Copy out each line below that has the word "Interface" in it.
>> BEGIN
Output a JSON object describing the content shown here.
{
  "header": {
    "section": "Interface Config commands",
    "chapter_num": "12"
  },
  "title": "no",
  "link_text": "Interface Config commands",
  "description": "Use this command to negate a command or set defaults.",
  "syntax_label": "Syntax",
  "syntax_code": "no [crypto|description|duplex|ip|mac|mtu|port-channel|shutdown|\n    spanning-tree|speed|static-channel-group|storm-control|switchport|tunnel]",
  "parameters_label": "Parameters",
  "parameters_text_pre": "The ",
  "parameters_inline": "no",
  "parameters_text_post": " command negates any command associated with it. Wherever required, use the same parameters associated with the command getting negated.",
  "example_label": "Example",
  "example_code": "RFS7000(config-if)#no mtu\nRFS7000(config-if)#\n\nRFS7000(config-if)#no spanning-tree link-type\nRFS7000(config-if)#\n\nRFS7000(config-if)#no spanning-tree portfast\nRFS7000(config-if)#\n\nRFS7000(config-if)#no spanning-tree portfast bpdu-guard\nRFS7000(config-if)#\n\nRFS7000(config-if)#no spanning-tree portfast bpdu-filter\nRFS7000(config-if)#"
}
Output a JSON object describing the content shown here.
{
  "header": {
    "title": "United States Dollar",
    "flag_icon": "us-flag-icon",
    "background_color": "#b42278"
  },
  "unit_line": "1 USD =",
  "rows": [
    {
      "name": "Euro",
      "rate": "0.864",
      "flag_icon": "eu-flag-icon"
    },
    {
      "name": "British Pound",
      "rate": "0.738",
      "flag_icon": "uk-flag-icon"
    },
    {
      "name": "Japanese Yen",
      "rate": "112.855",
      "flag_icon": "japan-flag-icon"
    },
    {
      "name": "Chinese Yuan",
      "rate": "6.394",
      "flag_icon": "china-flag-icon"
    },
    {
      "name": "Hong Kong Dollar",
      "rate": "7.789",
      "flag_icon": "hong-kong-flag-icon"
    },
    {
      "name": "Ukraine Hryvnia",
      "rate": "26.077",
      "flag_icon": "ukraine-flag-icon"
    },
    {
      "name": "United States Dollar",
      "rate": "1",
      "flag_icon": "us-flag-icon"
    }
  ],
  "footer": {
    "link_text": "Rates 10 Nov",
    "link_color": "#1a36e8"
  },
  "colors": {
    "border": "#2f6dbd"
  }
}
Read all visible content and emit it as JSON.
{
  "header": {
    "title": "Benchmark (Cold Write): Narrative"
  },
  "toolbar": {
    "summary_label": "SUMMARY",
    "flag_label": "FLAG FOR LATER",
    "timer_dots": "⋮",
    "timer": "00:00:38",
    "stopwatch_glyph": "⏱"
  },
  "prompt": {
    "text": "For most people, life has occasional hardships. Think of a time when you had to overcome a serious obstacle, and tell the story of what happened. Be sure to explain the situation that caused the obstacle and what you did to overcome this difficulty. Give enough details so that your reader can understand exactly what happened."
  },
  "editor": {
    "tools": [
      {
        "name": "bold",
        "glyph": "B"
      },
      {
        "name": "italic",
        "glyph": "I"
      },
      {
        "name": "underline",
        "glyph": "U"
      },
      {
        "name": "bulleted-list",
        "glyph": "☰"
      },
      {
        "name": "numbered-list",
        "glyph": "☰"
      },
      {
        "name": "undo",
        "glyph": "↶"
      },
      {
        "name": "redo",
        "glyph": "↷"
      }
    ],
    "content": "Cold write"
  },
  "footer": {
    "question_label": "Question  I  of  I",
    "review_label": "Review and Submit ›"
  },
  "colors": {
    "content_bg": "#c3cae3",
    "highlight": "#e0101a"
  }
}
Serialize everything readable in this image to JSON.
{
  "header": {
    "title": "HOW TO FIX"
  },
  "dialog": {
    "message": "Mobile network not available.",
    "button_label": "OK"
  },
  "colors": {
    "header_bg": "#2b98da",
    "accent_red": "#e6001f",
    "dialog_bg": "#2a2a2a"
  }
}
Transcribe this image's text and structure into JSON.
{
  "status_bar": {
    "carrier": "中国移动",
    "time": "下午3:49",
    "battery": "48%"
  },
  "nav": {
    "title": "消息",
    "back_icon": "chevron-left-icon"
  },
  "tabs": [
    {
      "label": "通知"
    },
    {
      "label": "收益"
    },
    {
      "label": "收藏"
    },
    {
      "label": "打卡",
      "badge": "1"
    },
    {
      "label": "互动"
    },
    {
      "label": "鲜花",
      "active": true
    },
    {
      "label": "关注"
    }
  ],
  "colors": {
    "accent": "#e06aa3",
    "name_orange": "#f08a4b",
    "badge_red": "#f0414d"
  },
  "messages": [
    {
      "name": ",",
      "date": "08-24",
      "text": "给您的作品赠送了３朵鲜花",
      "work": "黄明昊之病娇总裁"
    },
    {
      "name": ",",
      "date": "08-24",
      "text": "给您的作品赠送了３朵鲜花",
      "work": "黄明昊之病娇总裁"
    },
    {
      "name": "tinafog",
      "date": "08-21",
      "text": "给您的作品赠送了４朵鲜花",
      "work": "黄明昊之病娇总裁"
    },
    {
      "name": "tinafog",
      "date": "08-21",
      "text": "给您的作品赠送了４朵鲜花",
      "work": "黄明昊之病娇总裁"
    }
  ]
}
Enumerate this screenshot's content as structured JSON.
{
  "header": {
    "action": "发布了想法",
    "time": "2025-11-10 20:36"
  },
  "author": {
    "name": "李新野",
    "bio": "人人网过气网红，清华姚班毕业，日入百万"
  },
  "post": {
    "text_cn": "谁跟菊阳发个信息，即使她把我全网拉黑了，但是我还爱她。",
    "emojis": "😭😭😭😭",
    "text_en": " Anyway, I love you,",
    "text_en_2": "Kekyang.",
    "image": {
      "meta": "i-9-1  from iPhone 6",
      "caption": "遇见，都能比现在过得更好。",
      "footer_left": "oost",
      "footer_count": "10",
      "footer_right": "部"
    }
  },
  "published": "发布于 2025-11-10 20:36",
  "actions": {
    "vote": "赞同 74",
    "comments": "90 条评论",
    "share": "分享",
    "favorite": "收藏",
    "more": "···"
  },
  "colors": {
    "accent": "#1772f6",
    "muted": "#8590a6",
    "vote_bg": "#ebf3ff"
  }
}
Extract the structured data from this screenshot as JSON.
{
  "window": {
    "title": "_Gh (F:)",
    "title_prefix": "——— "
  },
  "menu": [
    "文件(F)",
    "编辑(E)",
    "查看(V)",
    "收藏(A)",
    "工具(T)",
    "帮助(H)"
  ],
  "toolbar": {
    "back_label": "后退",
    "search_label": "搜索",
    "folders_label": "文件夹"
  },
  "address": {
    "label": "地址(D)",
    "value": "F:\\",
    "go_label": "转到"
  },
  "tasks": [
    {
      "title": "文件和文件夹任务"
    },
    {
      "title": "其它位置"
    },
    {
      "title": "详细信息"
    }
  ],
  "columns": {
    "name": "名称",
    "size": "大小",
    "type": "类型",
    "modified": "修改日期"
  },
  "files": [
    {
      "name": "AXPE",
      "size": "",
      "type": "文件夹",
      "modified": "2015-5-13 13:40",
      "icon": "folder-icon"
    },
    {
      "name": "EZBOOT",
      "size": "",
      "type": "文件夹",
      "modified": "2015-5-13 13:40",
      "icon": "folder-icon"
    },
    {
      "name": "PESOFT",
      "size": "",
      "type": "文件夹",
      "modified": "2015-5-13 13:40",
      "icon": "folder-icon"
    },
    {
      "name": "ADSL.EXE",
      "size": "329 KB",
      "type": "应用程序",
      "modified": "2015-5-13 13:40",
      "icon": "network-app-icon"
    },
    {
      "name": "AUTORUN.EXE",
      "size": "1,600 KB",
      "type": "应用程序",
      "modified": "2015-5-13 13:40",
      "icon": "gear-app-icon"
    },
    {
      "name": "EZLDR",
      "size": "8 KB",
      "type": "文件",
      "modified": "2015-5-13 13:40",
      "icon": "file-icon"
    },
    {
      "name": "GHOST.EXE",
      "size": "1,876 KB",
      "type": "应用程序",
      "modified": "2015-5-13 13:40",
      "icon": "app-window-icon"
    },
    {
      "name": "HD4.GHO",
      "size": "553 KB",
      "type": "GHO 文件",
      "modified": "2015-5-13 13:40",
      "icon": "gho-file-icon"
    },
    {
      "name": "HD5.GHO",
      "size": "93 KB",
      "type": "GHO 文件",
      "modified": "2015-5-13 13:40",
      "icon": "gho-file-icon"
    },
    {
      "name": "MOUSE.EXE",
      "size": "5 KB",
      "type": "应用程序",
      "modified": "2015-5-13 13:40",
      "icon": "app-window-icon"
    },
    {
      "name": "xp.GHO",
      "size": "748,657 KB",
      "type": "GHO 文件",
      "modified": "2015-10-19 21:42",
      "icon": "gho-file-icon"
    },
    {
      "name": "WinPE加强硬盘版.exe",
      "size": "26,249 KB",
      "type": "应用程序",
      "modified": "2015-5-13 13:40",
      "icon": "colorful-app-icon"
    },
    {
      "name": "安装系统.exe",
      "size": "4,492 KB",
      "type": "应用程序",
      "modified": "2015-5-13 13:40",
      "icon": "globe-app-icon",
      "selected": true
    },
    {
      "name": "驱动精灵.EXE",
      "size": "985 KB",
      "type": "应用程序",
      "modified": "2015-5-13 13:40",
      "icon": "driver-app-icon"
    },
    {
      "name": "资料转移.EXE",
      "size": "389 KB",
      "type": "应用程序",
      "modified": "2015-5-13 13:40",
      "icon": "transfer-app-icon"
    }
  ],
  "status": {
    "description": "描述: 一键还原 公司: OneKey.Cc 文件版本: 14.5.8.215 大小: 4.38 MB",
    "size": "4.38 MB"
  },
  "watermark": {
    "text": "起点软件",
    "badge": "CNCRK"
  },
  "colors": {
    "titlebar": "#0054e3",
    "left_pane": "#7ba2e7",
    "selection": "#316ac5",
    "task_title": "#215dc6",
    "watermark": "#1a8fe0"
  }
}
>> END
## TASK RESPONSE
    "section": "Interface Config commands",
  "link_text": "Interface Config commands",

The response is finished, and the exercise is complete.